* START *

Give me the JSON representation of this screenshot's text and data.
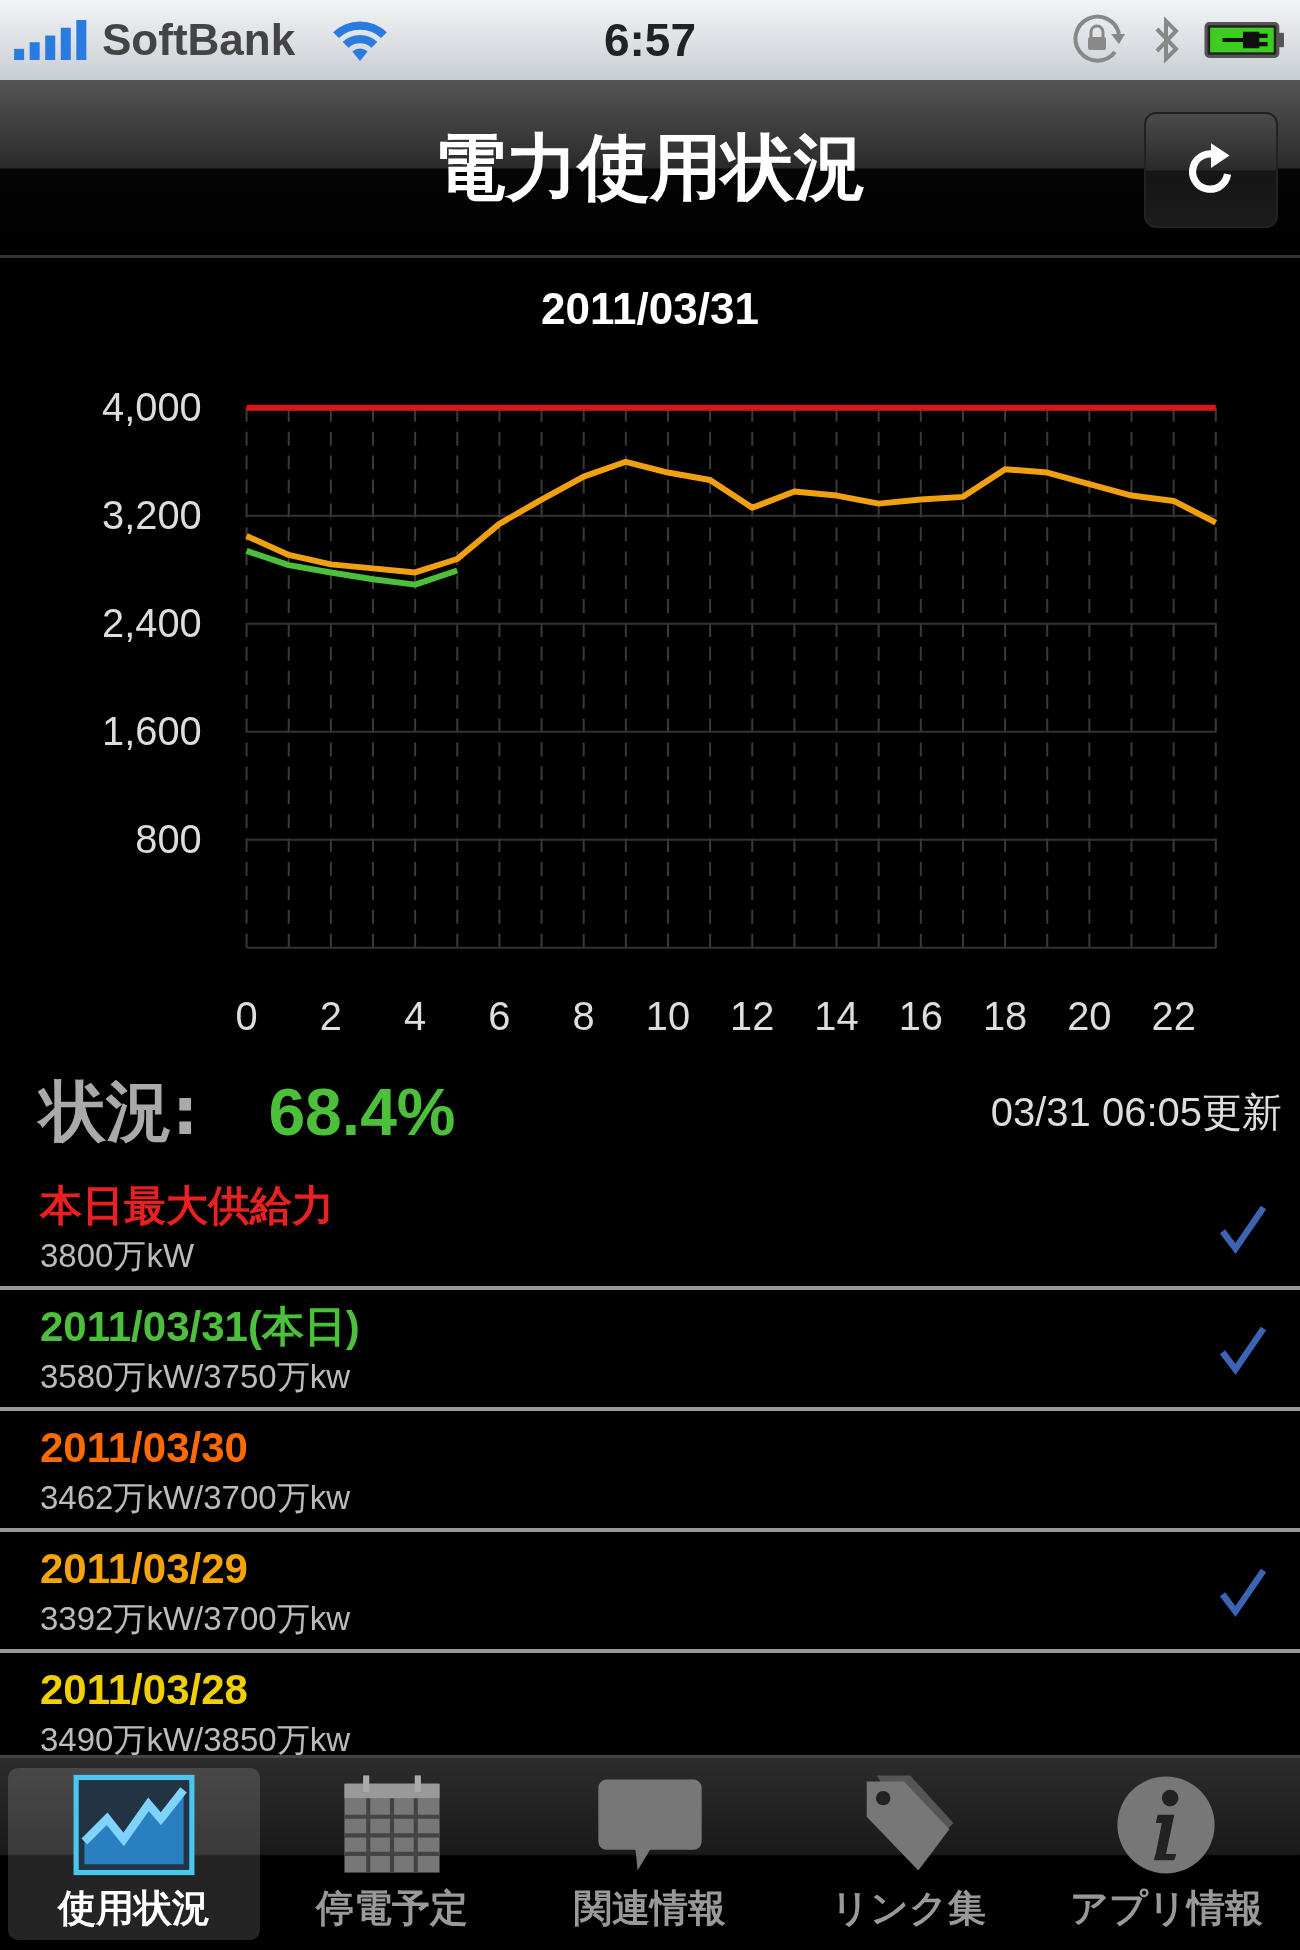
{
  "status_bar": {
    "carrier": "SoftBank",
    "time": "6:57"
  },
  "nav_bar": {
    "title": "電力使用状況"
  },
  "chart": {
    "chart_data": {
      "type": "line",
      "title": "2011/03/31",
      "x": [
        0,
        1,
        2,
        3,
        4,
        5,
        6,
        7,
        8,
        9,
        10,
        11,
        12,
        13,
        14,
        15,
        16,
        17,
        18,
        19,
        20,
        21,
        22,
        23
      ],
      "xlim": [
        0,
        23
      ],
      "grid": true,
      "xticks": [
        0,
        2,
        4,
        6,
        8,
        10,
        12,
        14,
        16,
        18,
        20,
        22
      ],
      "yticks": [
        {
          "value": 800,
          "label": "800"
        },
        {
          "value": 1600,
          "label": "1,600"
        },
        {
          "value": 2400,
          "label": "2,400"
        },
        {
          "value": 3200,
          "label": "3,200"
        },
        {
          "value": 4000,
          "label": "4,000"
        }
      ],
      "ylim": [
        0,
        4000
      ],
      "series": [
        {
          "color": "#d81818",
          "values": [
            4000,
            4000,
            4000,
            4000,
            4000,
            4000,
            4000,
            4000,
            4000,
            4000,
            4000,
            4000,
            4000,
            4000,
            4000,
            4000,
            4000,
            4000,
            4000,
            4000,
            4000,
            4000,
            4000,
            4000
          ]
        },
        {
          "color": "#f0a010",
          "values": [
            3050,
            2910,
            2840,
            2810,
            2780,
            2880,
            3140,
            3320,
            3490,
            3600,
            3520,
            3465,
            3260,
            3380,
            3350,
            3290,
            3320,
            3340,
            3545,
            3520,
            3435,
            3350,
            3310,
            3150
          ]
        },
        {
          "color": "#4cc03a",
          "values": [
            2940,
            2835,
            2780,
            2730,
            2690,
            2795,
            null,
            null,
            null,
            null,
            null,
            null,
            null,
            null,
            null,
            null,
            null,
            null,
            null,
            null,
            null,
            null,
            null,
            null
          ]
        }
      ]
    }
  },
  "summary": {
    "label": "状況:",
    "value": "68.4%",
    "updated": "03/31 06:05更新"
  },
  "legend": [
    {
      "title": "本日最大供給力",
      "detail": "3800万kW",
      "color": "#e82020",
      "checked": true
    },
    {
      "title": "2011/03/31(本日)",
      "detail": "3580万kW/3750万kw",
      "color": "#4cc03a",
      "checked": true
    },
    {
      "title": "2011/03/30",
      "detail": "3462万kW/3700万kw",
      "color": "#ff6a00",
      "checked": false
    },
    {
      "title": "2011/03/29",
      "detail": "3392万kW/3700万kw",
      "color": "#f5a50a",
      "checked": true
    },
    {
      "title": "2011/03/28",
      "detail": "3490万kW/3850万kw",
      "color": "#f0d000",
      "checked": false
    }
  ],
  "tabs": [
    {
      "label": "使用状況",
      "kind": "chart",
      "selected": true
    },
    {
      "label": "停電予定",
      "kind": "calendar",
      "selected": false
    },
    {
      "label": "関連情報",
      "kind": "bubble",
      "selected": false
    },
    {
      "label": "リンク集",
      "kind": "tag",
      "selected": false
    },
    {
      "label": "アプリ情報",
      "kind": "info",
      "selected": false
    }
  ]
}
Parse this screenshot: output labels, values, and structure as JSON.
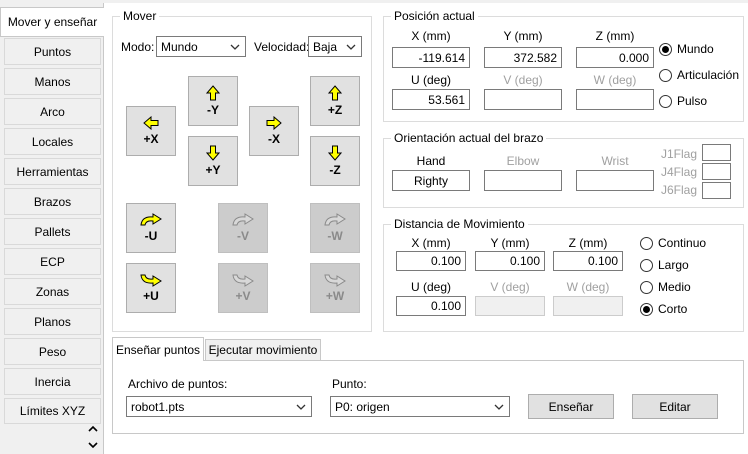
{
  "nav": {
    "items": [
      {
        "label": "Mover y enseñar",
        "active": true
      },
      {
        "label": "Puntos"
      },
      {
        "label": "Manos"
      },
      {
        "label": "Arco"
      },
      {
        "label": "Locales"
      },
      {
        "label": "Herramientas"
      },
      {
        "label": "Brazos"
      },
      {
        "label": "Pallets"
      },
      {
        "label": "ECP"
      },
      {
        "label": "Zonas"
      },
      {
        "label": "Planos"
      },
      {
        "label": "Peso"
      },
      {
        "label": "Inercia"
      },
      {
        "label": "Límites XYZ"
      }
    ]
  },
  "mover": {
    "title": "Mover",
    "mode_label": "Modo:",
    "mode_value": "Mundo",
    "speed_label": "Velocidad:",
    "speed_value": "Baja",
    "jog": {
      "minus_y": "-Y",
      "plus_y": "+Y",
      "plus_x": "+X",
      "minus_x": "-X",
      "plus_z": "+Z",
      "minus_z": "-Z",
      "minus_u": "-U",
      "minus_v": "-V",
      "minus_w": "-W",
      "plus_u": "+U",
      "plus_v": "+V",
      "plus_w": "+W"
    }
  },
  "position": {
    "title": "Posición actual",
    "x_label": "X (mm)",
    "y_label": "Y (mm)",
    "z_label": "Z (mm)",
    "x": "-119.614",
    "y": "372.582",
    "z": "0.000",
    "u_label": "U (deg)",
    "v_label": "V (deg)",
    "w_label": "W (deg)",
    "u": "53.561",
    "v": "",
    "w": "",
    "radios": [
      "Mundo",
      "Articulación",
      "Pulso"
    ],
    "selected": "Mundo"
  },
  "orientation": {
    "title": "Orientación actual del brazo",
    "hand_label": "Hand",
    "elbow_label": "Elbow",
    "wrist_label": "Wrist",
    "hand": "Righty",
    "j1": "J1Flag",
    "j4": "J4Flag",
    "j6": "J6Flag"
  },
  "distance": {
    "title": "Distancia de Movimiento",
    "x_label": "X (mm)",
    "y_label": "Y (mm)",
    "z_label": "Z (mm)",
    "x": "0.100",
    "y": "0.100",
    "z": "0.100",
    "u_label": "U (deg)",
    "v_label": "V (deg)",
    "w_label": "W (deg)",
    "u": "0.100",
    "radios": [
      "Continuo",
      "Largo",
      "Medio",
      "Corto"
    ],
    "selected": "Corto"
  },
  "tabs": [
    "Enseñar puntos",
    "Ejecutar movimiento"
  ],
  "teach": {
    "file_label": "Archivo de puntos:",
    "file_value": "robot1.pts",
    "point_label": "Punto:",
    "point_value": "P0: origen",
    "teach_button": "Enseñar",
    "edit_button": "Editar"
  }
}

* END *

WHAT THE TASK ASKS: Take the listing and print it again exactly, but without any pictures.

THE COMPLETED TASK:
Give me the JSON representation of this screenshot's text and data.
{
  "status_bar": {
    "carrier": "SoftBank",
    "time": "6:57"
  },
  "nav_bar": {
    "title": "電力使用状況"
  },
  "chart": {
    "chart_data": {
      "type": "line",
      "title": "2011/03/31",
      "x": [
        0,
        1,
        2,
        3,
        4,
        5,
        6,
        7,
        8,
        9,
        10,
        11,
        12,
        13,
        14,
        15,
        16,
        17,
        18,
        19,
        20,
        21,
        22,
        23
      ],
      "xlim": [
        0,
        23
      ],
      "grid": true,
      "xticks": [
        0,
        2,
        4,
        6,
        8,
        10,
        12,
        14,
        16,
        18,
        20,
        22
      ],
      "yticks": [
        {
          "value": 800,
          "label": "800"
        },
        {
          "value": 1600,
          "label": "1,600"
        },
        {
          "value": 2400,
          "label": "2,400"
        },
        {
          "value": 3200,
          "label": "3,200"
        },
        {
          "value": 4000,
          "label": "4,000"
        }
      ],
      "ylim": [
        0,
        4000
      ],
      "series": [
        {
          "color": "#d81818",
          "values": [
            4000,
            4000,
            4000,
            4000,
            4000,
            4000,
            4000,
            4000,
            4000,
            4000,
            4000,
            4000,
            4000,
            4000,
            4000,
            4000,
            4000,
            4000,
            4000,
            4000,
            4000,
            4000,
            4000,
            4000
          ]
        },
        {
          "color": "#f0a010",
          "values": [
            3050,
            2910,
            2840,
            2810,
            2780,
            2880,
            3140,
            3320,
            3490,
            3600,
            3520,
            3465,
            3260,
            3380,
            3350,
            3290,
            3320,
            3340,
            3545,
            3520,
            3435,
            3350,
            3310,
            3150
          ]
        },
        {
          "color": "#4cc03a",
          "values": [
            2940,
            2835,
            2780,
            2730,
            2690,
            2795,
            null,
            null,
            null,
            null,
            null,
            null,
            null,
            null,
            null,
            null,
            null,
            null,
            null,
            null,
            null,
            null,
            null,
            null
          ]
        }
      ]
    }
  },
  "summary": {
    "label": "状況:",
    "value": "68.4%",
    "updated": "03/31 06:05更新"
  },
  "legend": [
    {
      "title": "本日最大供給力",
      "detail": "3800万kW",
      "color": "#e82020",
      "checked": true
    },
    {
      "title": "2011/03/31(本日)",
      "detail": "3580万kW/3750万kw",
      "color": "#4cc03a",
      "checked": true
    },
    {
      "title": "2011/03/30",
      "detail": "3462万kW/3700万kw",
      "color": "#ff6a00",
      "checked": false
    },
    {
      "title": "2011/03/29",
      "detail": "3392万kW/3700万kw",
      "color": "#f5a50a",
      "checked": true
    },
    {
      "title": "2011/03/28",
      "detail": "3490万kW/3850万kw",
      "color": "#f0d000",
      "checked": false
    }
  ],
  "tabs": [
    {
      "label": "使用状況",
      "kind": "chart",
      "selected": true
    },
    {
      "label": "停電予定",
      "kind": "calendar",
      "selected": false
    },
    {
      "label": "関連情報",
      "kind": "bubble",
      "selected": false
    },
    {
      "label": "リンク集",
      "kind": "tag",
      "selected": false
    },
    {
      "label": "アプリ情報",
      "kind": "info",
      "selected": false
    }
  ]
}
Parse this screenshot: output labels, values, and structure as JSON.
{
  "nav": {
    "items": [
      {
        "label": "Mover y enseñar",
        "active": true
      },
      {
        "label": "Puntos"
      },
      {
        "label": "Manos"
      },
      {
        "label": "Arco"
      },
      {
        "label": "Locales"
      },
      {
        "label": "Herramientas"
      },
      {
        "label": "Brazos"
      },
      {
        "label": "Pallets"
      },
      {
        "label": "ECP"
      },
      {
        "label": "Zonas"
      },
      {
        "label": "Planos"
      },
      {
        "label": "Peso"
      },
      {
        "label": "Inercia"
      },
      {
        "label": "Límites XYZ"
      }
    ]
  },
  "mover": {
    "title": "Mover",
    "mode_label": "Modo:",
    "mode_value": "Mundo",
    "speed_label": "Velocidad:",
    "speed_value": "Baja",
    "jog": {
      "minus_y": "-Y",
      "plus_y": "+Y",
      "plus_x": "+X",
      "minus_x": "-X",
      "plus_z": "+Z",
      "minus_z": "-Z",
      "minus_u": "-U",
      "minus_v": "-V",
      "minus_w": "-W",
      "plus_u": "+U",
      "plus_v": "+V",
      "plus_w": "+W"
    }
  },
  "position": {
    "title": "Posición actual",
    "x_label": "X (mm)",
    "y_label": "Y (mm)",
    "z_label": "Z (mm)",
    "x": "-119.614",
    "y": "372.582",
    "z": "0.000",
    "u_label": "U (deg)",
    "v_label": "V (deg)",
    "w_label": "W (deg)",
    "u": "53.561",
    "v": "",
    "w": "",
    "radios": [
      "Mundo",
      "Articulación",
      "Pulso"
    ],
    "selected": "Mundo"
  },
  "orientation": {
    "title": "Orientación actual del brazo",
    "hand_label": "Hand",
    "elbow_label": "Elbow",
    "wrist_label": "Wrist",
    "hand": "Righty",
    "j1": "J1Flag",
    "j4": "J4Flag",
    "j6": "J6Flag"
  },
  "distance": {
    "title": "Distancia de Movimiento",
    "x_label": "X (mm)",
    "y_label": "Y (mm)",
    "z_label": "Z (mm)",
    "x": "0.100",
    "y": "0.100",
    "z": "0.100",
    "u_label": "U (deg)",
    "v_label": "V (deg)",
    "w_label": "W (deg)",
    "u": "0.100",
    "radios": [
      "Continuo",
      "Largo",
      "Medio",
      "Corto"
    ],
    "selected": "Corto"
  },
  "tabs": [
    "Enseñar puntos",
    "Ejecutar movimiento"
  ],
  "teach": {
    "file_label": "Archivo de puntos:",
    "file_value": "robot1.pts",
    "point_label": "Punto:",
    "point_value": "P0: origen",
    "teach_button": "Enseñar",
    "edit_button": "Editar"
  }
}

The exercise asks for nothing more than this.